Black Phoenix Martial Arts JEET KUNE DO Student Manual 2014
Originally, when Lee began researching various fighting styles, he gave his martial art
his own name of Jun Fan Gung Fu. However not wanting to create another style that
would share the limitations that all styles have, he instead gave us the process that
created it.
Bruce Lee said:
I have not invented a "new style," composite, modified or otherwise that is set within
distinct form as apart from "this" method or "that" method. On the contrary, I hope to
free my followers from clinging to styles, patterns, or molds. Remember that Jeet Kune
Do is merely a name used, a mirror in which to see "ourselves". . . Jeet Kune Do is not
an organized institution that one can be a member of. Either you understand or you
don't, and that is that. There is no mystery about my style. My movements are simple,
direct and non-classical. The extraordinary part of it lies in its simplicity. Every
movement in Jeet Kune-Do is being so of itself. There is nothing artificial about it. I
always believe that the easy way is the right way. Jeet Kune-Do is simply the direct
expression of one's feelings with the minimum of movements and energy. The closer to
the true way of Kung Fu, the less wastage of expression there is. Finally, a Jeet Kune
Do man who says Jeet Kune Do is exclusively Jeet Kune Do is simply not with it. He is
still hung up on his self-closing resistance, in this case anchored down to reactionary
pattern, and naturally is still bound by another modified pattern and can move within its
limits. He has not digested the simple fact that truth exists outside all molds; pattern and
awareness is never exclusive. Again let me remind you Jeet Kune Do is just a name
used, a boat to get one across, and once across it is to be discarded and not to be
carried on one's back.

------------

Objective 1
Show each line of the listing that contains the string "LiDAR", and treat uppercase and lowercase letters as different.

Record extracts
------------

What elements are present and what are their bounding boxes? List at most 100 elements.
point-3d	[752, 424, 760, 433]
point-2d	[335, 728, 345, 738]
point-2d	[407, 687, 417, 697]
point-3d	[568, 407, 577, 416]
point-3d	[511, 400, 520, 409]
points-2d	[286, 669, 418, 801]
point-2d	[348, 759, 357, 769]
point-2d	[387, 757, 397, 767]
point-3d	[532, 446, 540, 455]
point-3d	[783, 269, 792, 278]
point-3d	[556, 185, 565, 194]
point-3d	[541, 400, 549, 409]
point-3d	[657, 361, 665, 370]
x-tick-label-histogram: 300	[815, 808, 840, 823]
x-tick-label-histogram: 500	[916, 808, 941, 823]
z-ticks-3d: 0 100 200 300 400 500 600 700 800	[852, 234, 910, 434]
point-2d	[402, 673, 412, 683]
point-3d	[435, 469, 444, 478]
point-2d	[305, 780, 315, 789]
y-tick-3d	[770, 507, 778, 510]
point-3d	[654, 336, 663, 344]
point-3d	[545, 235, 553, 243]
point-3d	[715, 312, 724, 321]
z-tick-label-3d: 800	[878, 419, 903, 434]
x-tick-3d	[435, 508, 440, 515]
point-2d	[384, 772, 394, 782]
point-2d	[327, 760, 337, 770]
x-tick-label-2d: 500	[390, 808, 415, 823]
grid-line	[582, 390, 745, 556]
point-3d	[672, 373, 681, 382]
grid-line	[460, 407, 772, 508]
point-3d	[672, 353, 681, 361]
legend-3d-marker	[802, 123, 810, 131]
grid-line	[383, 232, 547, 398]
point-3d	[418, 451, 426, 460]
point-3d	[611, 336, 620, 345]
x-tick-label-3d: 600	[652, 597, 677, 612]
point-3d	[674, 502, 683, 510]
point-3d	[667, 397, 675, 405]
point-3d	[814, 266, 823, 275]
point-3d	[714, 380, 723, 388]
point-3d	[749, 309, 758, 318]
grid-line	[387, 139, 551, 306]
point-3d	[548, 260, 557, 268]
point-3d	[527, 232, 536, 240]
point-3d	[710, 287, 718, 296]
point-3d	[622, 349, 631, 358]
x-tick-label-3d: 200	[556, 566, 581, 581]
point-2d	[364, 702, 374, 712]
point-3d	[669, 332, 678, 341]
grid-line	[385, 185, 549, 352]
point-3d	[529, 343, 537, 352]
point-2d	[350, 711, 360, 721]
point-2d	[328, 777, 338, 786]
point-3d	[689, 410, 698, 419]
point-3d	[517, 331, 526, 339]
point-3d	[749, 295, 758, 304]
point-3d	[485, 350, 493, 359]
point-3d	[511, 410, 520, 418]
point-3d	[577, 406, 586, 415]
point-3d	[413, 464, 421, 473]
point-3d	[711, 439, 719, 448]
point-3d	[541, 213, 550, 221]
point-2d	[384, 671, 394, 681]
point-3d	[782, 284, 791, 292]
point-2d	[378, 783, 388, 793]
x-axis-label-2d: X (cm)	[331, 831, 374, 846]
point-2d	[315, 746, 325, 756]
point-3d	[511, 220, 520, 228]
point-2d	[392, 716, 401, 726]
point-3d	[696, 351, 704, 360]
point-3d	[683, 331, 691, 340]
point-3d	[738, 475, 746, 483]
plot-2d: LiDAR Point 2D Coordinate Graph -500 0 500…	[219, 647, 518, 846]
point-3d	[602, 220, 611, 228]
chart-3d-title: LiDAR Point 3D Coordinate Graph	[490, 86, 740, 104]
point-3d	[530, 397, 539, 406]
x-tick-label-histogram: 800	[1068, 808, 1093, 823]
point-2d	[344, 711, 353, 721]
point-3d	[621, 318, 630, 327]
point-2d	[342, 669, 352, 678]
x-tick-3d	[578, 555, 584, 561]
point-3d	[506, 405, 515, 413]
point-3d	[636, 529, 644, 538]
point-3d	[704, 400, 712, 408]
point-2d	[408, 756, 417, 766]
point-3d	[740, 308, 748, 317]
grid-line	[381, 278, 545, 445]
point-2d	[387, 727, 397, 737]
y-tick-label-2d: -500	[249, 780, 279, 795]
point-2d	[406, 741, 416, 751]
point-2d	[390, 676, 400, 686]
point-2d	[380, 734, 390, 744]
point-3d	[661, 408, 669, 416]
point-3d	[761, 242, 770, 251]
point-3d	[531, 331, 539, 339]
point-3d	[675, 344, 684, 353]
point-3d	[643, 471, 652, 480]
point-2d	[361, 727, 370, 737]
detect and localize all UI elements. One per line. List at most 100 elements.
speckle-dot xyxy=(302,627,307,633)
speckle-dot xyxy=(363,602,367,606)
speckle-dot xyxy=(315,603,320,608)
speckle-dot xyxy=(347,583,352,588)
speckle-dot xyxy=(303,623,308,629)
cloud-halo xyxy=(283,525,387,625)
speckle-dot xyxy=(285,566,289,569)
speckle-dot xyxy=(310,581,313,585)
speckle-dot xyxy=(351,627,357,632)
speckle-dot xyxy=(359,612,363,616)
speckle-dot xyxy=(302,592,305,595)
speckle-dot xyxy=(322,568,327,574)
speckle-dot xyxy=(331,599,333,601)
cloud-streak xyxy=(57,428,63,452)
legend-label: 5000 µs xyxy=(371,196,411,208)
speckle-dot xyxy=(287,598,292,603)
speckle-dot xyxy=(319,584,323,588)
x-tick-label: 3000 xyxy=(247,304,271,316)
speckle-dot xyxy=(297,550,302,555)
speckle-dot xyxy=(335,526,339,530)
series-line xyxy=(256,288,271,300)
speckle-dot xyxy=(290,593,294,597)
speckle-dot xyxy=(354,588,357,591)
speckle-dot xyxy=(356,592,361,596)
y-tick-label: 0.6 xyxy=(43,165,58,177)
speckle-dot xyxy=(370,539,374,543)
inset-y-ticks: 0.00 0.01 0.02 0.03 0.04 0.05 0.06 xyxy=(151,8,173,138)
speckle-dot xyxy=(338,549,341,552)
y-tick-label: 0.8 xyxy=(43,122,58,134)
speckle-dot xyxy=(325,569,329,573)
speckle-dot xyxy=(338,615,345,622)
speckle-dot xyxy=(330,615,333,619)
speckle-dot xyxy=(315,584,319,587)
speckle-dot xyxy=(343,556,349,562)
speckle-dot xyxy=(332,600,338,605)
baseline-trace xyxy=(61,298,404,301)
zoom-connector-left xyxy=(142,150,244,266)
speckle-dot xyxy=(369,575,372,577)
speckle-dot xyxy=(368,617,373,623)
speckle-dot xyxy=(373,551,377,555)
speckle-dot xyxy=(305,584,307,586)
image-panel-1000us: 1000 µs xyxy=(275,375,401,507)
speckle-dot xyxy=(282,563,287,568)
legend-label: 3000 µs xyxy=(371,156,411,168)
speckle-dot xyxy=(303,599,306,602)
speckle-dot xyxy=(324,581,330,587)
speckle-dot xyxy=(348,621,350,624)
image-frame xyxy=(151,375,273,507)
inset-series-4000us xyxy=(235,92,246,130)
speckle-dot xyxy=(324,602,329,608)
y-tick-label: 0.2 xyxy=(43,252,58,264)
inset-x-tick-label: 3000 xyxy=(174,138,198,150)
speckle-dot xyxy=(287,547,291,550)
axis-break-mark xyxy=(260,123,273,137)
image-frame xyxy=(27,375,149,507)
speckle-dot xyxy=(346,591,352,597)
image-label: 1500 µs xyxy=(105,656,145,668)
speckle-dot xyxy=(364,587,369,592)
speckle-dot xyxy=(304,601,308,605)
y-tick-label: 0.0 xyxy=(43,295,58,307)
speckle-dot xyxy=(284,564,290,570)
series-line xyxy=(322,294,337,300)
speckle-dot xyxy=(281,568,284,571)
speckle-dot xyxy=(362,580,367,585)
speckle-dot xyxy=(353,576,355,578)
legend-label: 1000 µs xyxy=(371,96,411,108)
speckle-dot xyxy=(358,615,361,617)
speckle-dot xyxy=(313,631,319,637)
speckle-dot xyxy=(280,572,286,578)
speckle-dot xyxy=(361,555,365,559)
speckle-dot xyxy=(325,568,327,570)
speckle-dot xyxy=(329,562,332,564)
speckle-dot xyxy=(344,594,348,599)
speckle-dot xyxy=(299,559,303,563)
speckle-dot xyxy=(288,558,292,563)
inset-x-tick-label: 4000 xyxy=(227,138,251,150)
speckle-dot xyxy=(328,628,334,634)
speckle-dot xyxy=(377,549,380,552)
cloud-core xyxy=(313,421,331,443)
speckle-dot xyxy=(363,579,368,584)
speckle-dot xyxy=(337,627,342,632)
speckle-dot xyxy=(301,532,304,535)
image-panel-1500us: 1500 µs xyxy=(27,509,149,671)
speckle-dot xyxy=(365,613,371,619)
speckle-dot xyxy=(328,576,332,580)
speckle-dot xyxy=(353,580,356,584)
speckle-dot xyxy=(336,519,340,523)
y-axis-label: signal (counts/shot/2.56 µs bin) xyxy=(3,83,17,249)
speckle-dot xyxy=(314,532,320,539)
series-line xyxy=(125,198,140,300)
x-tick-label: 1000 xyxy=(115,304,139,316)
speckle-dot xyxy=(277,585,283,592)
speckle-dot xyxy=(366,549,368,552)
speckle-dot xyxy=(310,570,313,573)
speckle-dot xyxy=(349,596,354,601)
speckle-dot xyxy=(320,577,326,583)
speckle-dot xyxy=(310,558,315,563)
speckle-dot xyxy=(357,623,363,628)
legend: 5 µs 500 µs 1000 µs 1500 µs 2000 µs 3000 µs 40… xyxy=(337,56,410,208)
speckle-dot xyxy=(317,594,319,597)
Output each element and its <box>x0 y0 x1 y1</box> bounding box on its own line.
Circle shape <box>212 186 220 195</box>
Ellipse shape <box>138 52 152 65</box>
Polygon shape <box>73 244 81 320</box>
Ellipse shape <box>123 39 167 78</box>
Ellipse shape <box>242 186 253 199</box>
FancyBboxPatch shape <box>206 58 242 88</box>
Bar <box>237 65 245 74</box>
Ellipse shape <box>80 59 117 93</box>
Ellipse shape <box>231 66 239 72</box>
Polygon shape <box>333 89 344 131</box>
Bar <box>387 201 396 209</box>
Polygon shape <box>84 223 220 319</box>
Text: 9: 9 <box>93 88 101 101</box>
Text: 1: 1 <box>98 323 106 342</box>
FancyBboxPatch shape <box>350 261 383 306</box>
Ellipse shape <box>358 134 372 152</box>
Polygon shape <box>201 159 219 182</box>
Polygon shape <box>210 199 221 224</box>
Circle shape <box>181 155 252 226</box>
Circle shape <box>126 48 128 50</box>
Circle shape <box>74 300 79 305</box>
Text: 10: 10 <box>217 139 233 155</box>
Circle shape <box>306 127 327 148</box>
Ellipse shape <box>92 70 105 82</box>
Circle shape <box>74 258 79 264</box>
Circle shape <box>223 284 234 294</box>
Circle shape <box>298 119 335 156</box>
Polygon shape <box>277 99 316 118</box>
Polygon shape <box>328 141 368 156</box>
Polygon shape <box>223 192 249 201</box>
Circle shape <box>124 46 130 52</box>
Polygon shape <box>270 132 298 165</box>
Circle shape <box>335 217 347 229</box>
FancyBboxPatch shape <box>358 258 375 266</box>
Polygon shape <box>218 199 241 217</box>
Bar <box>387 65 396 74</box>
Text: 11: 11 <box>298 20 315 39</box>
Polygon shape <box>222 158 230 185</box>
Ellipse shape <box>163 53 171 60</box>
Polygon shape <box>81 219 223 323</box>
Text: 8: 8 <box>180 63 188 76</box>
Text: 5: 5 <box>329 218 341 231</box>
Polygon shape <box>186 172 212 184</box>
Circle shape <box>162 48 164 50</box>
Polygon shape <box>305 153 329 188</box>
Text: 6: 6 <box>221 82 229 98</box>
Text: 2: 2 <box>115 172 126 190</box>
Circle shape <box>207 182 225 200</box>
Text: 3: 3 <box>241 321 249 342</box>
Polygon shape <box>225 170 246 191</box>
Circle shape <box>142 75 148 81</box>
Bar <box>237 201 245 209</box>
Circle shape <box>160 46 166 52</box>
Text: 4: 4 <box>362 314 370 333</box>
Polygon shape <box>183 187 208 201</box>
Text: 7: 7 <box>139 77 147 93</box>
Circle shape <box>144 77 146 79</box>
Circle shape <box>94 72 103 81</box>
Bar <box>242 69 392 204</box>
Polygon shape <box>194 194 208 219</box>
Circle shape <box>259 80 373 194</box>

------------

Objective 2
Resume the Jeet Kune Do text after its final sentence.

Task response 1
plot-2d: LiDAR Point 2D Coordinate Graph -500 0 500…	[219, 647, 518, 846]
chart-3d-title: LiDAR Point 3D Coordinate Graph	[490, 86, 740, 104]

Task response 2
“Bruce Lee”
Black Phoenix Martial Arts JEET KUNE DO Student Manual 2014
JKD as it survives today” if one wants to view it "refined" as a product, not a process” is
what was left at the time of Bruce Lee's death. It is the result of the life-long martial arts
development process Lee went through. Bruce Lee stated that his concept is not an
"adding to" of more and more things on top of each other to form a system, but rather, a
winnowing out. The metaphor Lee borrowed from Chan Buddhism was of constantly
filling a cup with water, and then emptying it, used for describing Lee's philosophy of
"casting off what is useless". He also used the sculptor's mentality of beginning with a
lump of clay and hacking away at the "inessentials"; the end result was what he
considered to be the bare combat essentials, or JKD.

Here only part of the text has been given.